**TASK OBJECTIVE**
In the entries that follow, find the word "expression" and report each line it is on.

**Data entries**
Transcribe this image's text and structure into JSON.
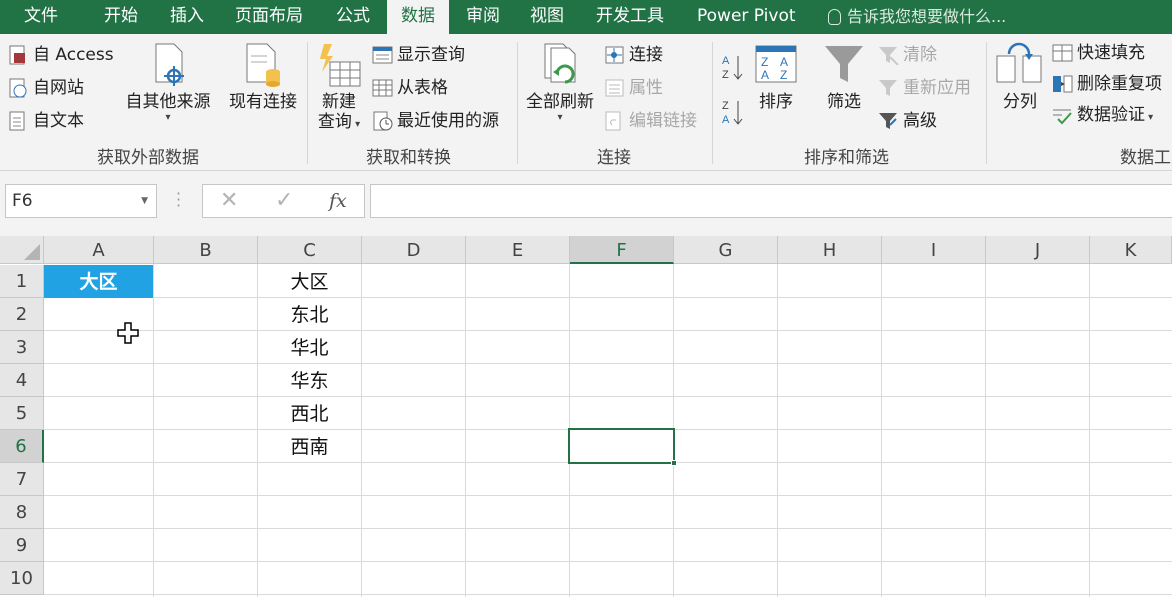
{
  "tabs": [
    "文件",
    "开始",
    "插入",
    "页面布局",
    "公式",
    "数据",
    "审阅",
    "视图",
    "开发工具",
    "Power Pivot"
  ],
  "active_tab": "数据",
  "tell_me": "告诉我您想要做什么...",
  "ribbon": {
    "get_external": {
      "label": "获取外部数据",
      "from_access": "自 Access",
      "from_web": "自网站",
      "from_text": "自文本",
      "other_sources": "自其他来源",
      "existing_connections": "现有连接"
    },
    "get_transform": {
      "label": "获取和转换",
      "new_query_1": "新建",
      "new_query_2": "查询",
      "show_queries": "显示查询",
      "from_table": "从表格",
      "recent_sources": "最近使用的源"
    },
    "connections": {
      "label": "连接",
      "refresh_all": "全部刷新",
      "connections": "连接",
      "properties": "属性",
      "edit_links": "编辑链接"
    },
    "sort_filter": {
      "label": "排序和筛选",
      "sort": "排序",
      "filter": "筛选",
      "clear": "清除",
      "reapply": "重新应用",
      "advanced": "高级"
    },
    "data_tools": {
      "label": "数据工",
      "text_to_columns": "分列",
      "flash_fill": "快速填充",
      "remove_duplicates": "删除重复项",
      "data_validation": "数据验证"
    }
  },
  "name_box": "F6",
  "formula_fx": "fx",
  "formula_value": "",
  "columns": [
    "A",
    "B",
    "C",
    "D",
    "E",
    "F",
    "G",
    "H",
    "I",
    "J",
    "K"
  ],
  "selected_column": "F",
  "rows": [
    "1",
    "2",
    "3",
    "4",
    "5",
    "6",
    "7",
    "8",
    "9",
    "10"
  ],
  "selected_row": "6",
  "cells": {
    "A1": "大区",
    "C1": "大区",
    "C2": "东北",
    "C3": "华北",
    "C4": "华东",
    "C5": "西北",
    "C6": "西南"
  },
  "colors": {
    "brand": "#217346",
    "header_fill": "#21a3e3"
  }
}
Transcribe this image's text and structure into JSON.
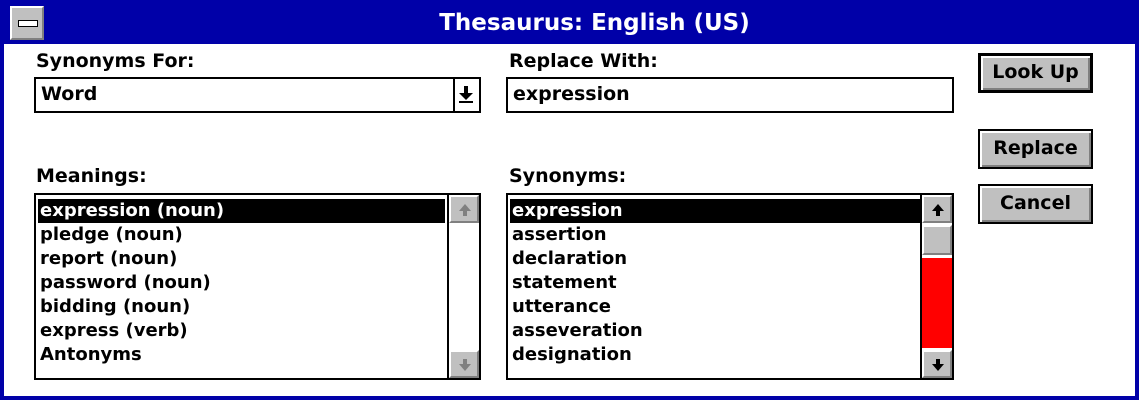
{
  "window": {
    "title": "Thesaurus: English (US)"
  },
  "synonyms_for": {
    "label": "Synonyms For:",
    "value": "Word"
  },
  "replace_with": {
    "label": "Replace With:",
    "value": "expression"
  },
  "meanings": {
    "label": "Meanings:",
    "items": [
      "expression (noun)",
      "pledge (noun)",
      "report (noun)",
      "password (noun)",
      "bidding (noun)",
      "express (verb)",
      "Antonyms"
    ],
    "selected": "expression (noun)"
  },
  "synonyms": {
    "label": "Synonyms:",
    "items": [
      "expression",
      "assertion",
      "declaration",
      "statement",
      "utterance",
      "asseveration",
      "designation"
    ],
    "selected": "expression"
  },
  "buttons": {
    "look_up": "Look Up",
    "replace": "Replace",
    "cancel": "Cancel"
  },
  "colors": {
    "title_bar": "#0000a8",
    "scroll_track_highlight": "#ff0000",
    "button_face": "#c0c0c0"
  }
}
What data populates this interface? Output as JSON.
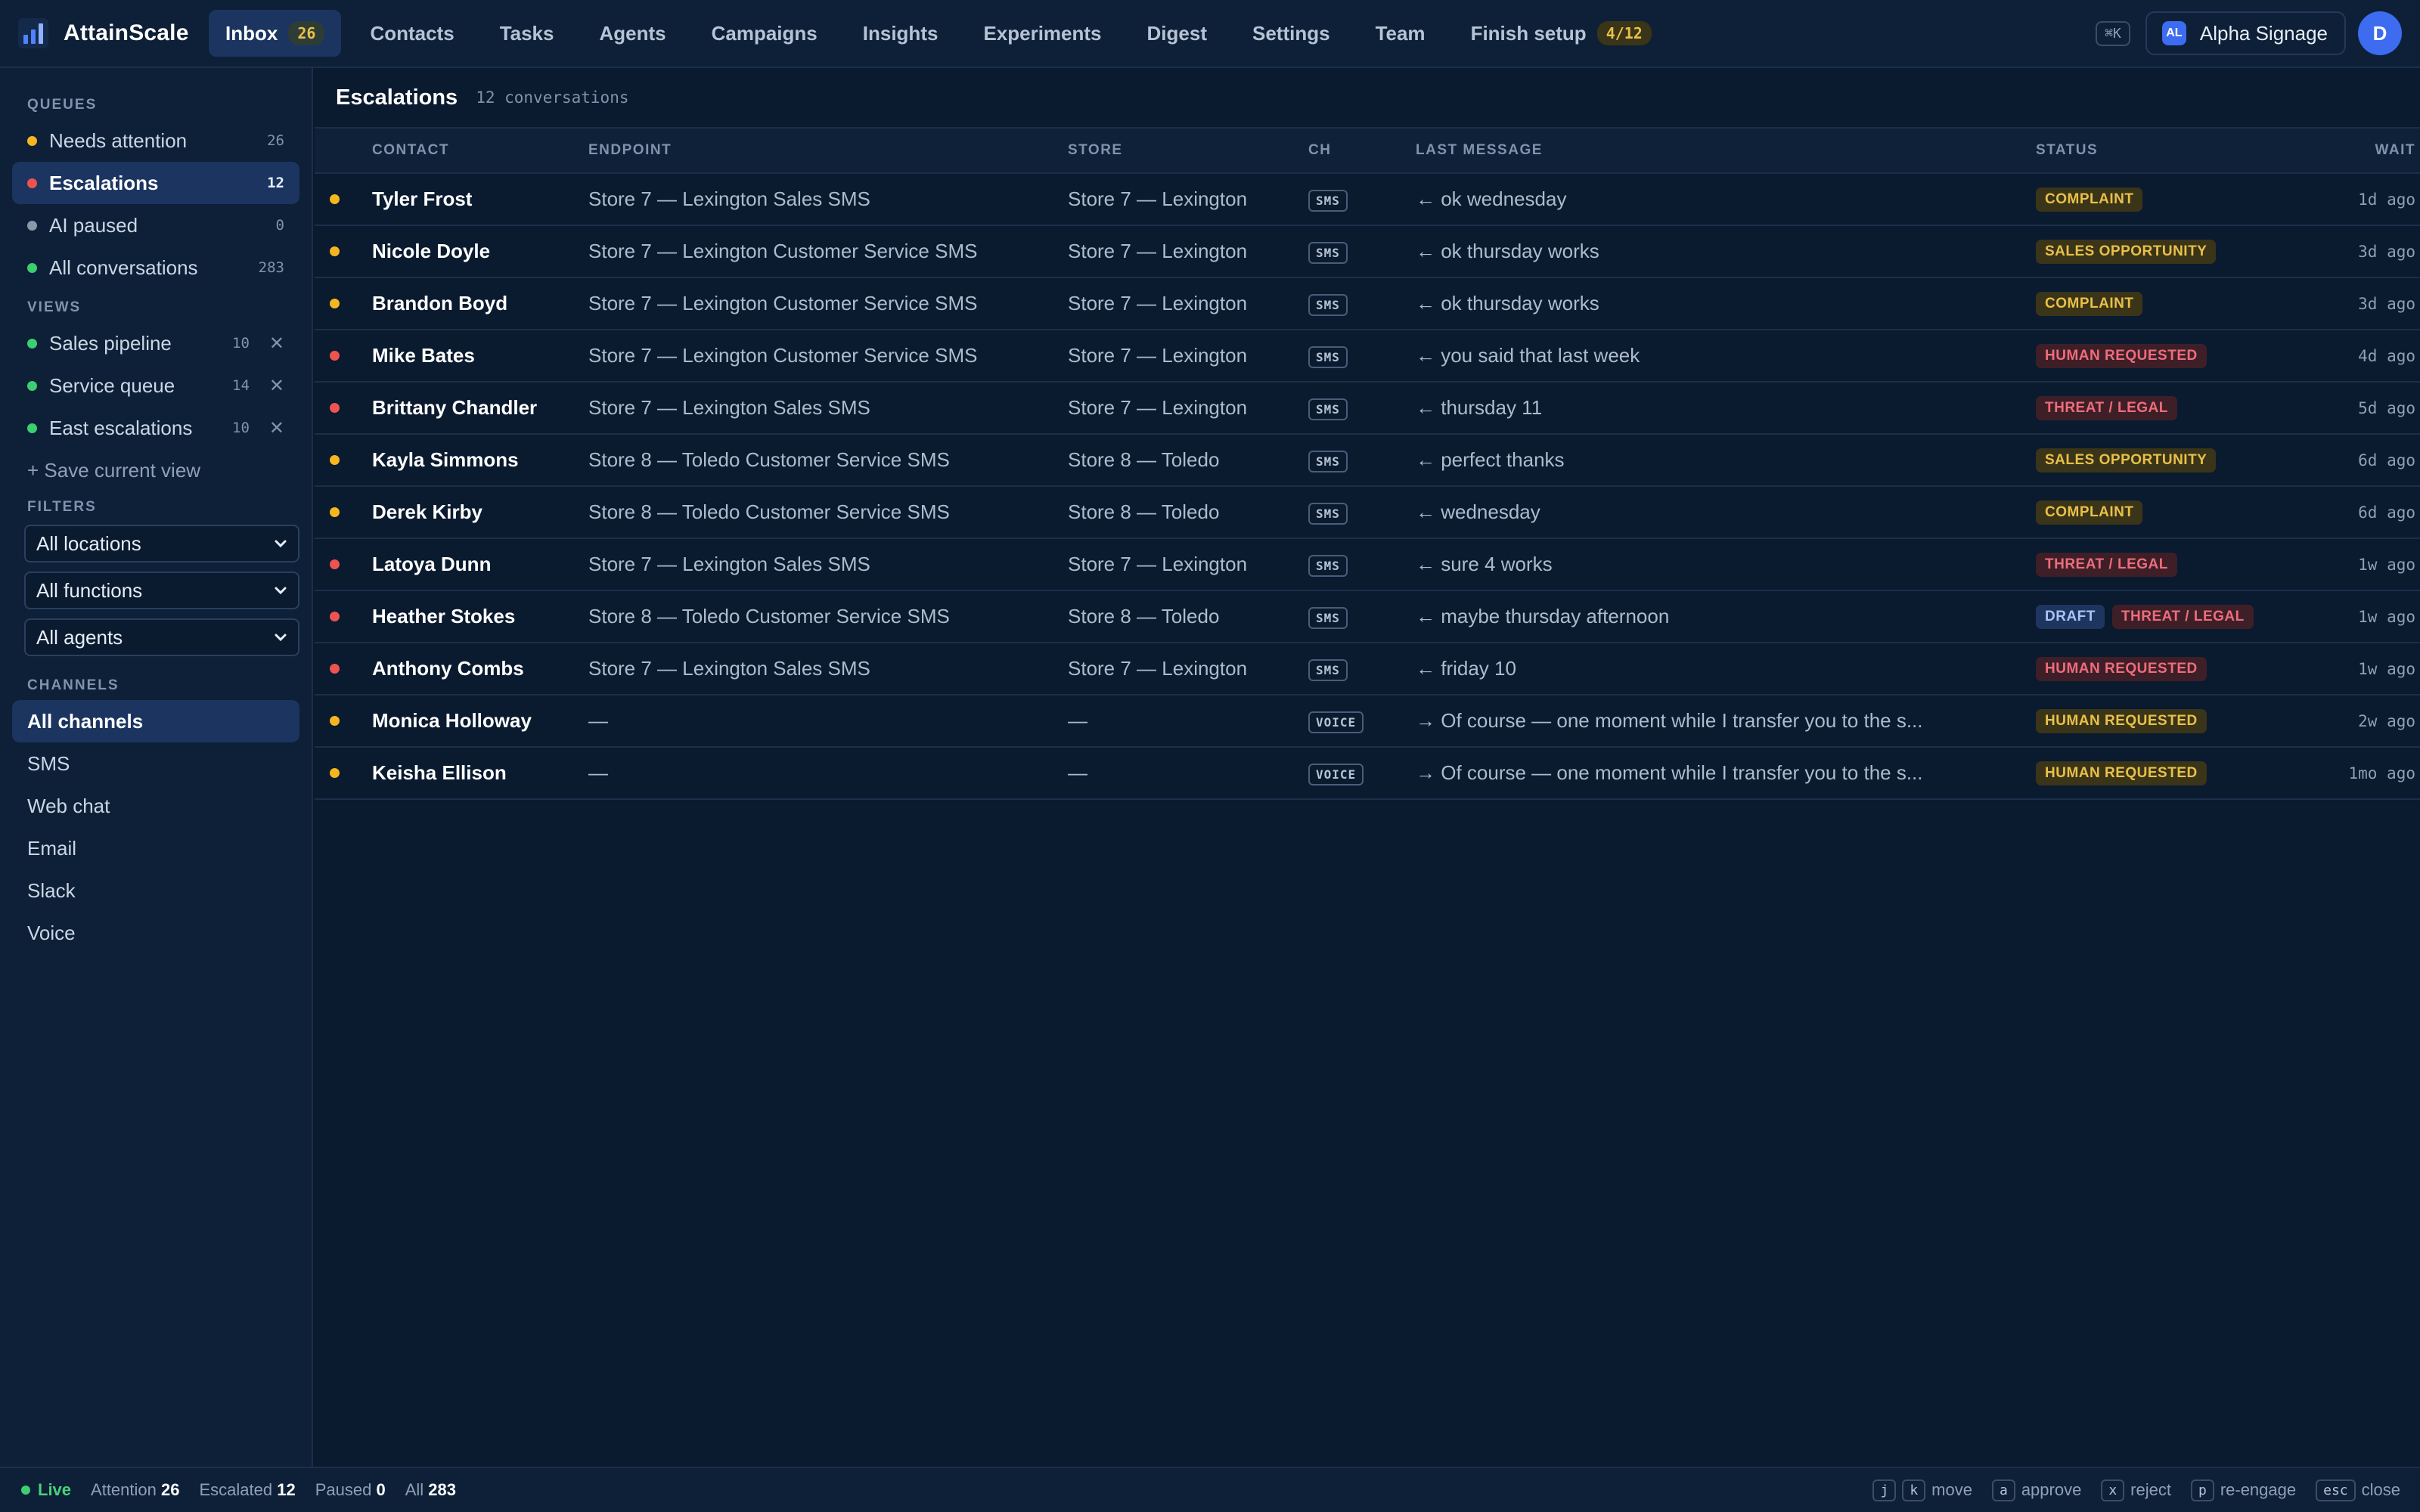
{
  "colors": {
    "yellow": "#f5b61f",
    "red": "#ef5350",
    "green": "#3ccf6f",
    "gray": "#8a98aa",
    "accent": "#3d6cf0"
  },
  "brand": {
    "name": "AttainScale",
    "icon": "bar-chart-logo-icon"
  },
  "nav": [
    {
      "label": "Inbox",
      "badge": "26",
      "active": true
    },
    {
      "label": "Contacts"
    },
    {
      "label": "Tasks"
    },
    {
      "label": "Agents"
    },
    {
      "label": "Campaigns"
    },
    {
      "label": "Insights"
    },
    {
      "label": "Experiments"
    },
    {
      "label": "Digest"
    },
    {
      "label": "Settings"
    },
    {
      "label": "Team"
    },
    {
      "label": "Finish setup",
      "badge": "4/12"
    }
  ],
  "topbar": {
    "shortcut": "⌘K",
    "org_initials": "AL",
    "org_name": "Alpha Signage",
    "user_initial": "D"
  },
  "sidebar": {
    "queues_title": "QUEUES",
    "queues": [
      {
        "label": "Needs attention",
        "count": "26",
        "dot": "yellow"
      },
      {
        "label": "Escalations",
        "count": "12",
        "dot": "red",
        "active": true
      },
      {
        "label": "AI paused",
        "count": "0",
        "dot": "gray"
      },
      {
        "label": "All conversations",
        "count": "283",
        "dot": "green"
      }
    ],
    "views_title": "VIEWS",
    "views": [
      {
        "label": "Sales pipeline",
        "count": "10",
        "dot": "green"
      },
      {
        "label": "Service queue",
        "count": "14",
        "dot": "green"
      },
      {
        "label": "East escalations",
        "count": "10",
        "dot": "green"
      }
    ],
    "close_glyph": "✕",
    "save_view": "+ Save current view",
    "filters_title": "FILTERS",
    "filters": [
      "All locations",
      "All functions",
      "All agents"
    ],
    "channels_title": "CHANNELS",
    "channels": [
      "All channels",
      "SMS",
      "Web chat",
      "Email",
      "Slack",
      "Voice"
    ]
  },
  "main": {
    "title": "Escalations",
    "subtitle": "12 conversations",
    "columns": {
      "contact": "CONTACT",
      "endpoint": "ENDPOINT",
      "store": "STORE",
      "ch": "CH",
      "last_message": "LAST MESSAGE",
      "status": "STATUS",
      "wait": "WAIT"
    },
    "rows": [
      {
        "dot": "yellow",
        "contact": "Tyler Frost",
        "endpoint": "Store 7 — Lexington Sales SMS",
        "store": "Store 7 — Lexington",
        "ch": "SMS",
        "message": "← ok wednesday",
        "tags": [
          {
            "text": "COMPLAINT",
            "kind": "complaint"
          }
        ],
        "wait": "1d ago"
      },
      {
        "dot": "yellow",
        "contact": "Nicole Doyle",
        "endpoint": "Store 7 — Lexington Customer Service SMS",
        "store": "Store 7 — Lexington",
        "ch": "SMS",
        "message": "← ok thursday works",
        "tags": [
          {
            "text": "SALES OPPORTUNITY",
            "kind": "sales"
          }
        ],
        "wait": "3d ago"
      },
      {
        "dot": "yellow",
        "contact": "Brandon Boyd",
        "endpoint": "Store 7 — Lexington Customer Service SMS",
        "store": "Store 7 — Lexington",
        "ch": "SMS",
        "message": "← ok thursday works",
        "tags": [
          {
            "text": "COMPLAINT",
            "kind": "complaint"
          }
        ],
        "wait": "3d ago"
      },
      {
        "dot": "red",
        "contact": "Mike Bates",
        "endpoint": "Store 7 — Lexington Customer Service SMS",
        "store": "Store 7 — Lexington",
        "ch": "SMS",
        "message": "← you said that last week",
        "tags": [
          {
            "text": "HUMAN REQUESTED",
            "kind": "human"
          }
        ],
        "wait": "4d ago"
      },
      {
        "dot": "red",
        "contact": "Brittany Chandler",
        "endpoint": "Store 7 — Lexington Sales SMS",
        "store": "Store 7 — Lexington",
        "ch": "SMS",
        "message": "← thursday 11",
        "tags": [
          {
            "text": "THREAT / LEGAL",
            "kind": "threat"
          }
        ],
        "wait": "5d ago"
      },
      {
        "dot": "yellow",
        "contact": "Kayla Simmons",
        "endpoint": "Store 8 — Toledo Customer Service SMS",
        "store": "Store 8 — Toledo",
        "ch": "SMS",
        "message": "← perfect thanks",
        "tags": [
          {
            "text": "SALES OPPORTUNITY",
            "kind": "sales"
          }
        ],
        "wait": "6d ago"
      },
      {
        "dot": "yellow",
        "contact": "Derek Kirby",
        "endpoint": "Store 8 — Toledo Customer Service SMS",
        "store": "Store 8 — Toledo",
        "ch": "SMS",
        "message": "← wednesday",
        "tags": [
          {
            "text": "COMPLAINT",
            "kind": "complaint"
          }
        ],
        "wait": "6d ago"
      },
      {
        "dot": "red",
        "contact": "Latoya Dunn",
        "endpoint": "Store 7 — Lexington Sales SMS",
        "store": "Store 7 — Lexington",
        "ch": "SMS",
        "message": "← sure 4 works",
        "tags": [
          {
            "text": "THREAT / LEGAL",
            "kind": "threat"
          }
        ],
        "wait": "1w ago"
      },
      {
        "dot": "red",
        "contact": "Heather Stokes",
        "endpoint": "Store 8 — Toledo Customer Service SMS",
        "store": "Store 8 — Toledo",
        "ch": "SMS",
        "message": "← maybe thursday afternoon",
        "tags": [
          {
            "text": "DRAFT",
            "kind": "draft"
          },
          {
            "text": "THREAT / LEGAL",
            "kind": "threat"
          }
        ],
        "wait": "1w ago"
      },
      {
        "dot": "red",
        "contact": "Anthony Combs",
        "endpoint": "Store 7 — Lexington Sales SMS",
        "store": "Store 7 — Lexington",
        "ch": "SMS",
        "message": "← friday 10",
        "tags": [
          {
            "text": "HUMAN REQUESTED",
            "kind": "human"
          }
        ],
        "wait": "1w ago"
      },
      {
        "dot": "yellow",
        "contact": "Monica Holloway",
        "endpoint": "—",
        "store": "—",
        "ch": "VOICE",
        "message": "→ Of course — one moment while I transfer you to the s...",
        "tags": [
          {
            "text": "HUMAN REQUESTED",
            "kind": "human-y"
          }
        ],
        "wait": "2w ago"
      },
      {
        "dot": "yellow",
        "contact": "Keisha Ellison",
        "endpoint": "—",
        "store": "—",
        "ch": "VOICE",
        "message": "→ Of course — one moment while I transfer you to the s...",
        "tags": [
          {
            "text": "HUMAN REQUESTED",
            "kind": "human-y"
          }
        ],
        "wait": "1mo ago"
      }
    ]
  },
  "statusbar": {
    "live": "Live",
    "stats": [
      {
        "label": "Attention",
        "value": "26"
      },
      {
        "label": "Escalated",
        "value": "12"
      },
      {
        "label": "Paused",
        "value": "0"
      },
      {
        "label": "All",
        "value": "283"
      }
    ],
    "shortcuts": [
      {
        "keys": [
          "j",
          "k"
        ],
        "label": "move"
      },
      {
        "keys": [
          "a"
        ],
        "label": "approve"
      },
      {
        "keys": [
          "x"
        ],
        "label": "reject"
      },
      {
        "keys": [
          "p"
        ],
        "label": "re-engage"
      },
      {
        "keys": [
          "esc"
        ],
        "label": "close"
      }
    ]
  }
}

**ANSWER FOR THE TASK**
    "value": "expression"
      "expression (noun)",
    "selected": "expression (noun)"
      "expression",
    "selected": "expression"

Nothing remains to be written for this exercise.